## begin Data extract

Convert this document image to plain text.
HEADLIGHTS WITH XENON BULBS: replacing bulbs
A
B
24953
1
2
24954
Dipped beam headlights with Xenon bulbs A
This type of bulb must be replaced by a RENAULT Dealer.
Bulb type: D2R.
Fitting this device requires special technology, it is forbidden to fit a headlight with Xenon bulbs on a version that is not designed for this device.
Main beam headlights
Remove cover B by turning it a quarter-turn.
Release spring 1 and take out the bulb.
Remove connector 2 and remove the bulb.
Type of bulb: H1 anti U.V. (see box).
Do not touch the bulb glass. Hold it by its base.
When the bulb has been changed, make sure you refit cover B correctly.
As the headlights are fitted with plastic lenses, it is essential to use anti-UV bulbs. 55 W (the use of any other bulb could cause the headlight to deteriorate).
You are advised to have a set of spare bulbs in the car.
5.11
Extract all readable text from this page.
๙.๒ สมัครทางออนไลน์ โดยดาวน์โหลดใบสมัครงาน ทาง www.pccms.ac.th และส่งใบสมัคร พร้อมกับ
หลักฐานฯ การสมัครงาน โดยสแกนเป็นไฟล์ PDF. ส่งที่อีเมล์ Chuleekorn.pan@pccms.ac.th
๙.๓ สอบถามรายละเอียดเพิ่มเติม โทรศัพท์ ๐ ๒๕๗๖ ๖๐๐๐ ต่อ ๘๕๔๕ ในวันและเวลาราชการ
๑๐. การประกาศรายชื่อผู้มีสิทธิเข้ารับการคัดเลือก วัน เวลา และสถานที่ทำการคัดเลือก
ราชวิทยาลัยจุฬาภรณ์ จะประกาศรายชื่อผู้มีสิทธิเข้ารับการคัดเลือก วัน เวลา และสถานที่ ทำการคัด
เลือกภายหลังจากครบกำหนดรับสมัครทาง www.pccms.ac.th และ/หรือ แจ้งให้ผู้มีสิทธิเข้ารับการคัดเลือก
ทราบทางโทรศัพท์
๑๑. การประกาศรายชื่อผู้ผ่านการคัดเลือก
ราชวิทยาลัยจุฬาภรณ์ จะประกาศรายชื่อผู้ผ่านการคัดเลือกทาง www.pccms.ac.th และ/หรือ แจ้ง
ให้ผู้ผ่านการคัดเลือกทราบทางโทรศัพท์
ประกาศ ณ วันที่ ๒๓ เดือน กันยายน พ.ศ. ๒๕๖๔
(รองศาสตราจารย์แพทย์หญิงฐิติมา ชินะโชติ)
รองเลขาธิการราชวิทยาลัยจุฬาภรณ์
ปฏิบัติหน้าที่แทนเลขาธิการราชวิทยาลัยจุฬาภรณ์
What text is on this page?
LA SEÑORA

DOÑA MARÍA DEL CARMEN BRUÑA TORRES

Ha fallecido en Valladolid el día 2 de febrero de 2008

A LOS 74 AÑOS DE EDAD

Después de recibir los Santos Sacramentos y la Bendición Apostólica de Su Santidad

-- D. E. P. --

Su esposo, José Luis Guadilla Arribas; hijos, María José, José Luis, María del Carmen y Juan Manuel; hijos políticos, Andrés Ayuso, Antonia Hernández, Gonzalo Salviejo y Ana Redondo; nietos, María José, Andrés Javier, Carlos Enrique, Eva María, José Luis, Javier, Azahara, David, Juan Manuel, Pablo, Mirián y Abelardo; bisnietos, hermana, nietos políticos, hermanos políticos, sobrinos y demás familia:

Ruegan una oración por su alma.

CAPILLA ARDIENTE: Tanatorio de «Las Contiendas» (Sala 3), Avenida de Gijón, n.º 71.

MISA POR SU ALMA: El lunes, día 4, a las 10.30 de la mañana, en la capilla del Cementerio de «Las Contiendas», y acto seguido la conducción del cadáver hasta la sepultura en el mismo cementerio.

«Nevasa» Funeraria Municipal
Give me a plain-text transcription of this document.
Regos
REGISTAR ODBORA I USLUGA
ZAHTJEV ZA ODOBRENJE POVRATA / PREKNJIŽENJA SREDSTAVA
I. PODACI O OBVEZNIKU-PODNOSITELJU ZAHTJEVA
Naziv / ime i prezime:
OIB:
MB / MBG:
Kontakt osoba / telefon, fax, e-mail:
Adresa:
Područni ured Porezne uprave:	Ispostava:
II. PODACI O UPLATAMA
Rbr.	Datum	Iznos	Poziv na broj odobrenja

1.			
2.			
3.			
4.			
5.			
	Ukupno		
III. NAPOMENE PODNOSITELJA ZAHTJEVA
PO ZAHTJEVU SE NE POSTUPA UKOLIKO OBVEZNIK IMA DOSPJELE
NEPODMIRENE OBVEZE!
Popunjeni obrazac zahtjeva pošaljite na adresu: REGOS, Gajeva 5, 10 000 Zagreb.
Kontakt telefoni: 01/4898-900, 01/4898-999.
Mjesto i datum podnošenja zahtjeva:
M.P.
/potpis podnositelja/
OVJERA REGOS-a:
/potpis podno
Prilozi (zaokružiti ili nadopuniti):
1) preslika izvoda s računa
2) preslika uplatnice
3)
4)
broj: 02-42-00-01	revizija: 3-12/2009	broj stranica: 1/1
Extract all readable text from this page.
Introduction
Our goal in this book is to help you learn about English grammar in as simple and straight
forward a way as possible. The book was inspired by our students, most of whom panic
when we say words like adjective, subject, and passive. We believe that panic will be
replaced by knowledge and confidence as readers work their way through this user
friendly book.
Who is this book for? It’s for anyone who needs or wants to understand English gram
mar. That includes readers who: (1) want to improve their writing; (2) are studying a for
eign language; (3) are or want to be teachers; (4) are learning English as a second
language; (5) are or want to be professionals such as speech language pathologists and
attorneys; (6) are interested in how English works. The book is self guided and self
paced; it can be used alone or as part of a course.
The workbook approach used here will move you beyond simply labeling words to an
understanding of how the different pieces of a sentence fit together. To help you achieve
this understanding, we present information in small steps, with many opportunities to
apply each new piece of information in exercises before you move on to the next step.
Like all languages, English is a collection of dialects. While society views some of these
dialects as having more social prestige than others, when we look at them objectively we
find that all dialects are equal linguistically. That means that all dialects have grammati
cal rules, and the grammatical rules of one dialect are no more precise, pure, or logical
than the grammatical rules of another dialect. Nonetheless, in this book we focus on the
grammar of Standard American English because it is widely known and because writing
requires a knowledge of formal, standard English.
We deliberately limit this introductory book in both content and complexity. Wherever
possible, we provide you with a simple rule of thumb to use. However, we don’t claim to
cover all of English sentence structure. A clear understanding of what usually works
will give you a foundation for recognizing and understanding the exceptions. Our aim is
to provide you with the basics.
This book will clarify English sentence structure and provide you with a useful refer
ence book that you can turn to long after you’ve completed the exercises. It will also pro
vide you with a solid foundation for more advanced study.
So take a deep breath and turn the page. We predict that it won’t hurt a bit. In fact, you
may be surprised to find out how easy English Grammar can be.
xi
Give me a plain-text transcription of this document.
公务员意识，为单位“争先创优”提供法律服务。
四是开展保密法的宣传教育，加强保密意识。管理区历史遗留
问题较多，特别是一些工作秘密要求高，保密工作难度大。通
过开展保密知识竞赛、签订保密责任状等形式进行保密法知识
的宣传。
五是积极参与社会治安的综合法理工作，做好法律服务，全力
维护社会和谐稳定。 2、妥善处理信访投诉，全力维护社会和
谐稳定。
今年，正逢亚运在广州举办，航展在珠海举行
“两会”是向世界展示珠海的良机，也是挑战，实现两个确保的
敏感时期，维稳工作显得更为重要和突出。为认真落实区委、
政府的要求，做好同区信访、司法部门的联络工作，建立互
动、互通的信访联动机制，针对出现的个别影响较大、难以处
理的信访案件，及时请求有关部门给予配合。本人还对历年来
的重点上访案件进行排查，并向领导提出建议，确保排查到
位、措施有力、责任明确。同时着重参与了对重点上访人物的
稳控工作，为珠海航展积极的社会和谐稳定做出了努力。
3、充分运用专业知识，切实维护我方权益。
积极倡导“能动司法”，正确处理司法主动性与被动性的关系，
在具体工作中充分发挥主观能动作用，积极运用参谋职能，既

## end Data extract

» Brief
In the entries above, some lines may contain the string "readers"; report how many, without additional comment.

» Solution for this task
2